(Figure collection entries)
-- START --

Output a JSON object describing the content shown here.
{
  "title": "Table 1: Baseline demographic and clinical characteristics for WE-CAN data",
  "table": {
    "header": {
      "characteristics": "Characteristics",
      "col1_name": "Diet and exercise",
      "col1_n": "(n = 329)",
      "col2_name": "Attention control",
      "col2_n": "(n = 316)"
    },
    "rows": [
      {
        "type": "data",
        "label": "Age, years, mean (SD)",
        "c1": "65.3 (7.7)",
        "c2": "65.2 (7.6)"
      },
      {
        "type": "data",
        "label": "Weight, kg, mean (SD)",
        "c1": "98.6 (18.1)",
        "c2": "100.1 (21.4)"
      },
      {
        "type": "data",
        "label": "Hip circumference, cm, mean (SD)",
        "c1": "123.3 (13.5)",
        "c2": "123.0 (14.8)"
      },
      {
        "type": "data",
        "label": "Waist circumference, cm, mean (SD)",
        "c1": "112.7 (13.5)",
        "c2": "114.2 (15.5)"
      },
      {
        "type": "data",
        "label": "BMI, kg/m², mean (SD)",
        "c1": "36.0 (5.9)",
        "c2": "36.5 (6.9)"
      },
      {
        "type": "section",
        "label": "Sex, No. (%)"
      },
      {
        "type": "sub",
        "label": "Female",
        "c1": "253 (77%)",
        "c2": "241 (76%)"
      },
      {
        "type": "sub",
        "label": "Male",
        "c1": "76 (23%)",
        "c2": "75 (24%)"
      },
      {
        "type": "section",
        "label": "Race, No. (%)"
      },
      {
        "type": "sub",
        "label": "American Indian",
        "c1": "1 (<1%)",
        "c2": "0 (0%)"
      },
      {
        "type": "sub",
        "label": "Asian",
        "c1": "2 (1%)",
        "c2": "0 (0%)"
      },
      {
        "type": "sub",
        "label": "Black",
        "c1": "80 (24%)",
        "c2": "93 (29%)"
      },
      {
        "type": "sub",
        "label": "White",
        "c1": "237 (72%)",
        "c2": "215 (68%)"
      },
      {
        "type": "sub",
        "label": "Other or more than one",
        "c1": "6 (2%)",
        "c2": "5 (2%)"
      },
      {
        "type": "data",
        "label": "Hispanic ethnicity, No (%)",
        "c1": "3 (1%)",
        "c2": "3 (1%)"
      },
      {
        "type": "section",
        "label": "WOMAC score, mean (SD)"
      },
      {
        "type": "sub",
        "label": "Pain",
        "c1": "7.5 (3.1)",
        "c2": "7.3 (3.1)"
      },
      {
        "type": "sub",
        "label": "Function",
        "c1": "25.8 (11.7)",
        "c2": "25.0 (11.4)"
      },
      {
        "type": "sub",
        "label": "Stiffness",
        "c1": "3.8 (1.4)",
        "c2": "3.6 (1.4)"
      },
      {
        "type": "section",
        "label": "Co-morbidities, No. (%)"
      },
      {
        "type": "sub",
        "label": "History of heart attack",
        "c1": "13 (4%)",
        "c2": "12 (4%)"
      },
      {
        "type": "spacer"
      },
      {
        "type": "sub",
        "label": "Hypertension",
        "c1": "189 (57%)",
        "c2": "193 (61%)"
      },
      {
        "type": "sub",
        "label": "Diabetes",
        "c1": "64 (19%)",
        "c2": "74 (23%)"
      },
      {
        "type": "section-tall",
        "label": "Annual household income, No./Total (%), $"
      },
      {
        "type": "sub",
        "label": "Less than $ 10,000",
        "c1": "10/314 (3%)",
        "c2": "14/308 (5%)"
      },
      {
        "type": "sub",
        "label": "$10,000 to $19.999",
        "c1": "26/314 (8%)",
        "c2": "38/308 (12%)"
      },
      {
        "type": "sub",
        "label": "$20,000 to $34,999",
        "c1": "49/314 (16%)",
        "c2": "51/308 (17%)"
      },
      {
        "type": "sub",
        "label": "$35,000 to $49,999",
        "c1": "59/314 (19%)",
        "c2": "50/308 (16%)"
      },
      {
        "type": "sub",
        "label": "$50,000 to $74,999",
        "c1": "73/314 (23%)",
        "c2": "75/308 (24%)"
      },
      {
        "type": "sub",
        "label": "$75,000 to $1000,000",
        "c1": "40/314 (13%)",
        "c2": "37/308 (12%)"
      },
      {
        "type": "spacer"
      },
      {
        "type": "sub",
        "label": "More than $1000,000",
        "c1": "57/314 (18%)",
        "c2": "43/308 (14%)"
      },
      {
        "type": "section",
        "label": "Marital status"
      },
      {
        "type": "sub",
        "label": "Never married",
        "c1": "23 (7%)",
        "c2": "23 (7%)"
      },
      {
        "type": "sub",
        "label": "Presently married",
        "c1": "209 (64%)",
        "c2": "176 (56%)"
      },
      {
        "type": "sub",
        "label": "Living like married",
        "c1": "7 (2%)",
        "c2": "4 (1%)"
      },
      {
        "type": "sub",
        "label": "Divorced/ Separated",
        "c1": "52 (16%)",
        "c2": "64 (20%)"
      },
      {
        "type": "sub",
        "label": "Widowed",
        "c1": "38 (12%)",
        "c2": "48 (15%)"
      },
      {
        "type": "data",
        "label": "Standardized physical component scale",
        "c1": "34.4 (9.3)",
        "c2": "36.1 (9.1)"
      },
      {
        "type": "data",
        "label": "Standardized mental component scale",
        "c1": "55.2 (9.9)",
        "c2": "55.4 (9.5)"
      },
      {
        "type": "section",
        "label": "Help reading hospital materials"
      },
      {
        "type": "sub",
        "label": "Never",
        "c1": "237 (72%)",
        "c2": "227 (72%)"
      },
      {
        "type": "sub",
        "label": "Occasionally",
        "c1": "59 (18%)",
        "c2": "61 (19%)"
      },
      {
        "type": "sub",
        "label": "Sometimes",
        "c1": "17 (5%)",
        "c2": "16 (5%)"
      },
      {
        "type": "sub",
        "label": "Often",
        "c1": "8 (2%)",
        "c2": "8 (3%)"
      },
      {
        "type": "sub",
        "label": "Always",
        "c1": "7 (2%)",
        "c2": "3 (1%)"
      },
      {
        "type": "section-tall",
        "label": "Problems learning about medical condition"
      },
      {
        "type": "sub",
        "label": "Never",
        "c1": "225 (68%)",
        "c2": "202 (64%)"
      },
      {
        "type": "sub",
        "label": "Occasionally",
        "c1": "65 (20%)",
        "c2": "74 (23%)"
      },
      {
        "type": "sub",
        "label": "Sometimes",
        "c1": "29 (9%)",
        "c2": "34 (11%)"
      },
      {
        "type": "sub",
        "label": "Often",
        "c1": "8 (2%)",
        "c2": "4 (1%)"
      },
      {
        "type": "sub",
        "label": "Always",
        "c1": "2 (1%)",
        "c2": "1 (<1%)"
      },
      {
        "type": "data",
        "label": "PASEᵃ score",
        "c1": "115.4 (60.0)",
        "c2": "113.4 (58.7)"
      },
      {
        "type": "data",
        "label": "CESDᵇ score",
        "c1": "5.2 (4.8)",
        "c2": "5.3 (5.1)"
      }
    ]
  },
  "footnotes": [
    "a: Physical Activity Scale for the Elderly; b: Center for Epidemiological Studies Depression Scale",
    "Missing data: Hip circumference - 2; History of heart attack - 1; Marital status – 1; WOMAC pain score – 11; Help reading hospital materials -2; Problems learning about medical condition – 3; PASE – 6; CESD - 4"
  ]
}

-- END --

§ What is being asked
Print all of the entries exactly as they appear.

§ Finished task
Output a JSON object describing the content shown here.
{
  "title": "Table 1: Baseline demographic and clinical characteristics for WE-CAN data",
  "table": {
    "header": {
      "characteristics": "Characteristics",
      "col1_name": "Diet and exercise",
      "col1_n": "(n = 329)",
      "col2_name": "Attention control",
      "col2_n": "(n = 316)"
    },
    "rows": [
      {
        "type": "data",
        "label": "Age, years, mean (SD)",
        "c1": "65.3 (7.7)",
        "c2": "65.2 (7.6)"
      },
      {
        "type": "data",
        "label": "Weight, kg, mean (SD)",
        "c1": "98.6 (18.1)",
        "c2": "100.1 (21.4)"
      },
      {
        "type": "data",
        "label": "Hip circumference, cm, mean (SD)",
        "c1": "123.3 (13.5)",
        "c2": "123.0 (14.8)"
      },
      {
        "type": "data",
        "label": "Waist circumference, cm, mean (SD)",
        "c1": "112.7 (13.5)",
        "c2": "114.2 (15.5)"
      },
      {
        "type": "data",
        "label": "BMI, kg/m², mean (SD)",
        "c1": "36.0 (5.9)",
        "c2": "36.5 (6.9)"
      },
      {
        "type": "section",
        "label": "Sex, No. (%)"
      },
      {
        "type": "sub",
        "label": "Female",
        "c1": "253 (77%)",
        "c2": "241 (76%)"
      },
      {
        "type": "sub",
        "label": "Male",
        "c1": "76 (23%)",
        "c2": "75 (24%)"
      },
      {
        "type": "section",
        "label": "Race, No. (%)"
      },
      {
        "type": "sub",
        "label": "American Indian",
        "c1": "1 (<1%)",
        "c2": "0 (0%)"
      },
      {
        "type": "sub",
        "label": "Asian",
        "c1": "2 (1%)",
        "c2": "0 (0%)"
      },
      {
        "type": "sub",
        "label": "Black",
        "c1": "80 (24%)",
        "c2": "93 (29%)"
      },
      {
        "type": "sub",
        "label": "White",
        "c1": "237 (72%)",
        "c2": "215 (68%)"
      },
      {
        "type": "sub",
        "label": "Other or more than one",
        "c1": "6 (2%)",
        "c2": "5 (2%)"
      },
      {
        "type": "data",
        "label": "Hispanic ethnicity, No (%)",
        "c1": "3 (1%)",
        "c2": "3 (1%)"
      },
      {
        "type": "section",
        "label": "WOMAC score, mean (SD)"
      },
      {
        "type": "sub",
        "label": "Pain",
        "c1": "7.5 (3.1)",
        "c2": "7.3 (3.1)"
      },
      {
        "type": "sub",
        "label": "Function",
        "c1": "25.8 (11.7)",
        "c2": "25.0 (11.4)"
      },
      {
        "type": "sub",
        "label": "Stiffness",
        "c1": "3.8 (1.4)",
        "c2": "3.6 (1.4)"
      },
      {
        "type": "section",
        "label": "Co-morbidities, No. (%)"
      },
      {
        "type": "sub",
        "label": "History of heart attack",
        "c1": "13 (4%)",
        "c2": "12 (4%)"
      },
      {
        "type": "spacer"
      },
      {
        "type": "sub",
        "label": "Hypertension",
        "c1": "189 (57%)",
        "c2": "193 (61%)"
      },
      {
        "type": "sub",
        "label": "Diabetes",
        "c1": "64 (19%)",
        "c2": "74 (23%)"
      },
      {
        "type": "section-tall",
        "label": "Annual household income, No./Total (%), $"
      },
      {
        "type": "sub",
        "label": "Less than $ 10,000",
        "c1": "10/314 (3%)",
        "c2": "14/308 (5%)"
      },
      {
        "type": "sub",
        "label": "$10,000 to $19.999",
        "c1": "26/314 (8%)",
        "c2": "38/308 (12%)"
      },
      {
        "type": "sub",
        "label": "$20,000 to $34,999",
        "c1": "49/314 (16%)",
        "c2": "51/308 (17%)"
      },
      {
        "type": "sub",
        "label": "$35,000 to $49,999",
        "c1": "59/314 (19%)",
        "c2": "50/308 (16%)"
      },
      {
        "type": "sub",
        "label": "$50,000 to $74,999",
        "c1": "73/314 (23%)",
        "c2": "75/308 (24%)"
      },
      {
        "type": "sub",
        "label": "$75,000 to $1000,000",
        "c1": "40/314 (13%)",
        "c2": "37/308 (12%)"
      },
      {
        "type": "spacer"
      },
      {
        "type": "sub",
        "label": "More than $1000,000",
        "c1": "57/314 (18%)",
        "c2": "43/308 (14%)"
      },
      {
        "type": "section",
        "label": "Marital status"
      },
      {
        "type": "sub",
        "label": "Never married",
        "c1": "23 (7%)",
        "c2": "23 (7%)"
      },
      {
        "type": "sub",
        "label": "Presently married",
        "c1": "209 (64%)",
        "c2": "176 (56%)"
      },
      {
        "type": "sub",
        "label": "Living like married",
        "c1": "7 (2%)",
        "c2": "4 (1%)"
      },
      {
        "type": "sub",
        "label": "Divorced/ Separated",
        "c1": "52 (16%)",
        "c2": "64 (20%)"
      },
      {
        "type": "sub",
        "label": "Widowed",
        "c1": "38 (12%)",
        "c2": "48 (15%)"
      },
      {
        "type": "data",
        "label": "Standardized physical component scale",
        "c1": "34.4 (9.3)",
        "c2": "36.1 (9.1)"
      },
      {
        "type": "data",
        "label": "Standardized mental component scale",
        "c1": "55.2 (9.9)",
        "c2": "55.4 (9.5)"
      },
      {
        "type": "section",
        "label": "Help reading hospital materials"
      },
      {
        "type": "sub",
        "label": "Never",
        "c1": "237 (72%)",
        "c2": "227 (72%)"
      },
      {
        "type": "sub",
        "label": "Occasionally",
        "c1": "59 (18%)",
        "c2": "61 (19%)"
      },
      {
        "type": "sub",
        "label": "Sometimes",
        "c1": "17 (5%)",
        "c2": "16 (5%)"
      },
      {
        "type": "sub",
        "label": "Often",
        "c1": "8 (2%)",
        "c2": "8 (3%)"
      },
      {
        "type": "sub",
        "label": "Always",
        "c1": "7 (2%)",
        "c2": "3 (1%)"
      },
      {
        "type": "section-tall",
        "label": "Problems learning about medical condition"
      },
      {
        "type": "sub",
        "label": "Never",
        "c1": "225 (68%)",
        "c2": "202 (64%)"
      },
      {
        "type": "sub",
        "label": "Occasionally",
        "c1": "65 (20%)",
        "c2": "74 (23%)"
      },
      {
        "type": "sub",
        "label": "Sometimes",
        "c1": "29 (9%)",
        "c2": "34 (11%)"
      },
      {
        "type": "sub",
        "label": "Often",
        "c1": "8 (2%)",
        "c2": "4 (1%)"
      },
      {
        "type": "sub",
        "label": "Always",
        "c1": "2 (1%)",
        "c2": "1 (<1%)"
      },
      {
        "type": "data",
        "label": "PASEᵃ score",
        "c1": "115.4 (60.0)",
        "c2": "113.4 (58.7)"
      },
      {
        "type": "data",
        "label": "CESDᵇ score",
        "c1": "5.2 (4.8)",
        "c2": "5.3 (5.1)"
      }
    ]
  },
  "footnotes": [
    "a: Physical Activity Scale for the Elderly; b: Center for Epidemiological Studies Depression Scale",
    "Missing data: Hip circumference - 2; History of heart attack - 1; Marital status – 1; WOMAC pain score – 11; Help reading hospital materials -2; Problems learning about medical condition – 3; PASE – 6; CESD - 4"
  ]
}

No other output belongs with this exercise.